REQUIREMENTS >> Provide the data again in its entirety, exactly as given.

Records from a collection
○ ○ ○ ○

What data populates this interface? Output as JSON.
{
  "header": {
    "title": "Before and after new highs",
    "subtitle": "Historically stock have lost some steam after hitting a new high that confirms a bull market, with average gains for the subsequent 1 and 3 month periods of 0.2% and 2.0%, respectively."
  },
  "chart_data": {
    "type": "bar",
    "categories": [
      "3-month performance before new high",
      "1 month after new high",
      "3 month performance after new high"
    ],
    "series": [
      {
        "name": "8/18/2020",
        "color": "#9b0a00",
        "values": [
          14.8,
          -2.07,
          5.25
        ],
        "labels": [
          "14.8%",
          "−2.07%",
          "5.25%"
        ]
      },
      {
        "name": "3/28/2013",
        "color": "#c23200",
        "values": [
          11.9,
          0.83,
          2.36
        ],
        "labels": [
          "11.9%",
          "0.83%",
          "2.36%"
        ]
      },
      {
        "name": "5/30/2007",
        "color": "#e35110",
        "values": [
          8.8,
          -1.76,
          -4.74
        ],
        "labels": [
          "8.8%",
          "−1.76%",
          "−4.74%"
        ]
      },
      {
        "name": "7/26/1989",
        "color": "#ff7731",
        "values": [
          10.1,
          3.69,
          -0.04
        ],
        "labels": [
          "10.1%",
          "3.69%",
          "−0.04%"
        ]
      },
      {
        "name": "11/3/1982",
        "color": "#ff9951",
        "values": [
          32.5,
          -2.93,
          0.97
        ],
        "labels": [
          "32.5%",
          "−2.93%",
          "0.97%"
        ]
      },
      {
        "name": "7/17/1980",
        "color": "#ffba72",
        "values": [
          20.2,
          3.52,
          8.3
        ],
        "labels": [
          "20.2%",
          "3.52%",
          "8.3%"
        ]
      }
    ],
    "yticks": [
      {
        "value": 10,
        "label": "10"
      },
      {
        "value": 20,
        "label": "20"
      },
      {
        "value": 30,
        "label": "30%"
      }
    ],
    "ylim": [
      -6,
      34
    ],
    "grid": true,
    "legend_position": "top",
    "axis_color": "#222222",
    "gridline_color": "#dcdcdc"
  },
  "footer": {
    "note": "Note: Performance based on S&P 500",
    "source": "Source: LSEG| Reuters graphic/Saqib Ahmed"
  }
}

○ ○ ○ ○

EXERCISE RESULT >>
What data populates this interface? Output as JSON.
{
  "header": {
    "title": "Before and after new highs",
    "subtitle": "Historically stock have lost some steam after hitting a new high that confirms a bull market, with average gains for the subsequent 1 and 3 month periods of 0.2% and 2.0%, respectively."
  },
  "chart_data": {
    "type": "bar",
    "categories": [
      "3-month performance before new high",
      "1 month after new high",
      "3 month performance after new high"
    ],
    "series": [
      {
        "name": "8/18/2020",
        "color": "#9b0a00",
        "values": [
          14.8,
          -2.07,
          5.25
        ],
        "labels": [
          "14.8%",
          "−2.07%",
          "5.25%"
        ]
      },
      {
        "name": "3/28/2013",
        "color": "#c23200",
        "values": [
          11.9,
          0.83,
          2.36
        ],
        "labels": [
          "11.9%",
          "0.83%",
          "2.36%"
        ]
      },
      {
        "name": "5/30/2007",
        "color": "#e35110",
        "values": [
          8.8,
          -1.76,
          -4.74
        ],
        "labels": [
          "8.8%",
          "−1.76%",
          "−4.74%"
        ]
      },
      {
        "name": "7/26/1989",
        "color": "#ff7731",
        "values": [
          10.1,
          3.69,
          -0.04
        ],
        "labels": [
          "10.1%",
          "3.69%",
          "−0.04%"
        ]
      },
      {
        "name": "11/3/1982",
        "color": "#ff9951",
        "values": [
          32.5,
          -2.93,
          0.97
        ],
        "labels": [
          "32.5%",
          "−2.93%",
          "0.97%"
        ]
      },
      {
        "name": "7/17/1980",
        "color": "#ffba72",
        "values": [
          20.2,
          3.52,
          8.3
        ],
        "labels": [
          "20.2%",
          "3.52%",
          "8.3%"
        ]
      }
    ],
    "yticks": [
      {
        "value": 10,
        "label": "10"
      },
      {
        "value": 20,
        "label": "20"
      },
      {
        "value": 30,
        "label": "30%"
      }
    ],
    "ylim": [
      -6,
      34
    ],
    "grid": true,
    "legend_position": "top",
    "axis_color": "#222222",
    "gridline_color": "#dcdcdc"
  },
  "footer": {
    "note": "Note: Performance based on S&P 500",
    "source": "Source: LSEG| Reuters graphic/Saqib Ahmed"
  }
}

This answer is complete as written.